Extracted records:
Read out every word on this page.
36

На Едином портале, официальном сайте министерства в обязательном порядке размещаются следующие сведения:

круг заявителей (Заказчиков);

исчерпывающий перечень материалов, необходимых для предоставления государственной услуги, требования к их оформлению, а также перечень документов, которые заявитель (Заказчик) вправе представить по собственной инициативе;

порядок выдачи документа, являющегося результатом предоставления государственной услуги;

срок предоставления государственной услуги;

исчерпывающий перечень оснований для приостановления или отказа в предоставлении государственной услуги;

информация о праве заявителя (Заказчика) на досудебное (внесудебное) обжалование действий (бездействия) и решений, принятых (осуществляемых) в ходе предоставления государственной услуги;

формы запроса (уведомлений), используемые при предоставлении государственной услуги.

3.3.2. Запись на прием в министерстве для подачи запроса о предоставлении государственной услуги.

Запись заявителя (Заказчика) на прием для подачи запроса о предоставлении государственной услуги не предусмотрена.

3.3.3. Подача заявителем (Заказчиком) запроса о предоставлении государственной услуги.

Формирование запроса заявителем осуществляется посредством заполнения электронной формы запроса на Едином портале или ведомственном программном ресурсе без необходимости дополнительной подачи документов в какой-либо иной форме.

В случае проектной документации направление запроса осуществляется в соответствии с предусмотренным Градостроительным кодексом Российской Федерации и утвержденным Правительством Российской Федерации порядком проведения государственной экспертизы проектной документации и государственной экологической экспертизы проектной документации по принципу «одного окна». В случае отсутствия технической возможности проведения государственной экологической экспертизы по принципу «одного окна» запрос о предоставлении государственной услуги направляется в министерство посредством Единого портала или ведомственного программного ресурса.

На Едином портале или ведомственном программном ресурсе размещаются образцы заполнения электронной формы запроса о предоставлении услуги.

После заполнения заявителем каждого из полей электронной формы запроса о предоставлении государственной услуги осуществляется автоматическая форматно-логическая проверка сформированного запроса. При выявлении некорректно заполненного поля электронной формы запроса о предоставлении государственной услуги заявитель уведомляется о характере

# [EXERCISE INSTRUCTIONS]
Using the listing above, reproduce each line without omission.

# [RESPONSE TO THE TASK]
Read out every word on this page.
36

На Едином портале, официальном сайте министерства в обязательном порядке размещаются следующие сведения:

круг заявителей (Заказчиков);

исчерпывающий перечень материалов, необходимых для предоставления государственной услуги, требования к их оформлению, а также перечень документов, которые заявитель (Заказчик) вправе представить по собственной инициативе;

порядок выдачи документа, являющегося результатом предоставления государственной услуги;

срок предоставления государственной услуги;

исчерпывающий перечень оснований для приостановления или отказа в предоставлении государственной услуги;

информация о праве заявителя (Заказчика) на досудебное (внесудебное) обжалование действий (бездействия) и решений, принятых (осуществляемых) в ходе предоставления государственной услуги;

формы запроса (уведомлений), используемые при предоставлении государственной услуги.

3.3.2. Запись на прием в министерстве для подачи запроса о предоставлении государственной услуги.

Запись заявителя (Заказчика) на прием для подачи запроса о предоставлении государственной услуги не предусмотрена.

3.3.3. Подача заявителем (Заказчиком) запроса о предоставлении государственной услуги.

Формирование запроса заявителем осуществляется посредством заполнения электронной формы запроса на Едином портале или ведомственном программном ресурсе без необходимости дополнительной подачи документов в какой-либо иной форме.

В случае проектной документации направление запроса осуществляется в соответствии с предусмотренным Градостроительным кодексом Российской Федерации и утвержденным Правительством Российской Федерации порядком проведения государственной экспертизы проектной документации и государственной экологической экспертизы проектной документации по принципу «одного окна». В случае отсутствия технической возможности проведения государственной экологической экспертизы по принципу «одного окна» запрос о предоставлении государственной услуги направляется в министерство посредством Единого портала или ведомственного программного ресурса.

На Едином портале или ведомственном программном ресурсе размещаются образцы заполнения электронной формы запроса о предоставлении услуги.

После заполнения заявителем каждого из полей электронной формы запроса о предоставлении государственной услуги осуществляется автоматическая форматно-логическая проверка сформированного запроса. При выявлении некорректно заполненного поля электронной формы запроса о предоставлении государственной услуги заявитель уведомляется о характере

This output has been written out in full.